■ **Aim of the exercise**:
Take the records from the start up to and including the line with "data-label: 0.0749 [623,544,651,554]", and write those lines out again with "tick-mark" replaced by "tick", keeping everything else the same.

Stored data
● ● ● ●
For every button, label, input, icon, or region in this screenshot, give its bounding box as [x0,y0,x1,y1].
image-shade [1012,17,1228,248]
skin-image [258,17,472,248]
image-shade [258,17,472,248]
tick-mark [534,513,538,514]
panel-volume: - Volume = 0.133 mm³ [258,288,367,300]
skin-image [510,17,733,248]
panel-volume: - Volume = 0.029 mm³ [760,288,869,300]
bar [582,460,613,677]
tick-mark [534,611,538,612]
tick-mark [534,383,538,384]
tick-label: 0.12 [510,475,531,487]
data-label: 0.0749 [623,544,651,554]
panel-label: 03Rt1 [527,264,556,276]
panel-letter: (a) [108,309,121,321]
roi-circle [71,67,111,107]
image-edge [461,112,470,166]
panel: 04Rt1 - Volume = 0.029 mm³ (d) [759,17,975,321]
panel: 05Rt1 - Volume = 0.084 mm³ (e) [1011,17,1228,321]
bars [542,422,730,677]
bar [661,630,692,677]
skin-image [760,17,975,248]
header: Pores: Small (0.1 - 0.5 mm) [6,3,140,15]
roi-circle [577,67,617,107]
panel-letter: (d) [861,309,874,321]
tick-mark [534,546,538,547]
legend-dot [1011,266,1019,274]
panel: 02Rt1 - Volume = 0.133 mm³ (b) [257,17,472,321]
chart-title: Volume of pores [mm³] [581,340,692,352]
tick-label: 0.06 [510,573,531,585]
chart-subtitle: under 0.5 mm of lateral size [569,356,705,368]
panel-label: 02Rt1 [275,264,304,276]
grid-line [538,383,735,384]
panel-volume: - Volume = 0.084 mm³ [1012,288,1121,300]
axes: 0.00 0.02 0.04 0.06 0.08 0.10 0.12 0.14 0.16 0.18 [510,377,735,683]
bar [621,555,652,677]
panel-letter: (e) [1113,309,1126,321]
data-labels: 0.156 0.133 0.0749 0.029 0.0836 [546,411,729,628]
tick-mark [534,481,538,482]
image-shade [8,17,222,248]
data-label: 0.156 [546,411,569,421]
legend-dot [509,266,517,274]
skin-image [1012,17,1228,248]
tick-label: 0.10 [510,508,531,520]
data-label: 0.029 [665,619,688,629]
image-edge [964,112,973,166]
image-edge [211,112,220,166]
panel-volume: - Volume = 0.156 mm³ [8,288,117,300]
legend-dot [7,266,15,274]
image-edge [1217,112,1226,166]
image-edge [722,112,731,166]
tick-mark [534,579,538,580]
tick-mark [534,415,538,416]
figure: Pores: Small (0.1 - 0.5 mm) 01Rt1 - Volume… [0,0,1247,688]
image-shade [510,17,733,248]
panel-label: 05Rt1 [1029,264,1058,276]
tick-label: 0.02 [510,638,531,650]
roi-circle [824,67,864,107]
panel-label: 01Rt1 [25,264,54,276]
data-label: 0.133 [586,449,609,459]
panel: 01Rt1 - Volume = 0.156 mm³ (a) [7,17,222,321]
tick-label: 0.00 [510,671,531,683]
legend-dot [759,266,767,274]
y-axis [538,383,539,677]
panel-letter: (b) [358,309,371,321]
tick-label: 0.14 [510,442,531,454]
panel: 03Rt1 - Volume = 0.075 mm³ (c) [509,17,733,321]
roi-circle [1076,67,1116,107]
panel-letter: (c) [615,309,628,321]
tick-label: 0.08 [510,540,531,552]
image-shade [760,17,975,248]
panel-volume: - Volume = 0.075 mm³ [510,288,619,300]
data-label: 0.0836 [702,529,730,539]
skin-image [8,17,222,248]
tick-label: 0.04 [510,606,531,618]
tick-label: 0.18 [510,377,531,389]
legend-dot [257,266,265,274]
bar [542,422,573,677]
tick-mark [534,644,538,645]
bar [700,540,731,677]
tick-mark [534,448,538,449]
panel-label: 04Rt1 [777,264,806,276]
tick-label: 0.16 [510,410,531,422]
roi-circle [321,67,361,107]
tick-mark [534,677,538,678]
● ● ● ●
■ **Answer**:
For every button, label, input, icon, or region in this screenshot, give its bounding box as [x0,y0,x1,y1].
image-shade [1012,17,1228,248]
skin-image [258,17,472,248]
image-shade [258,17,472,248]
tick [534,513,538,514]
panel-volume: - Volume = 0.133 mm³ [258,288,367,300]
skin-image [510,17,733,248]
panel-volume: - Volume = 0.029 mm³ [760,288,869,300]
bar [582,460,613,677]
tick [534,611,538,612]
tick [534,383,538,384]
tick-label: 0.12 [510,475,531,487]
data-label: 0.0749 [623,544,651,554]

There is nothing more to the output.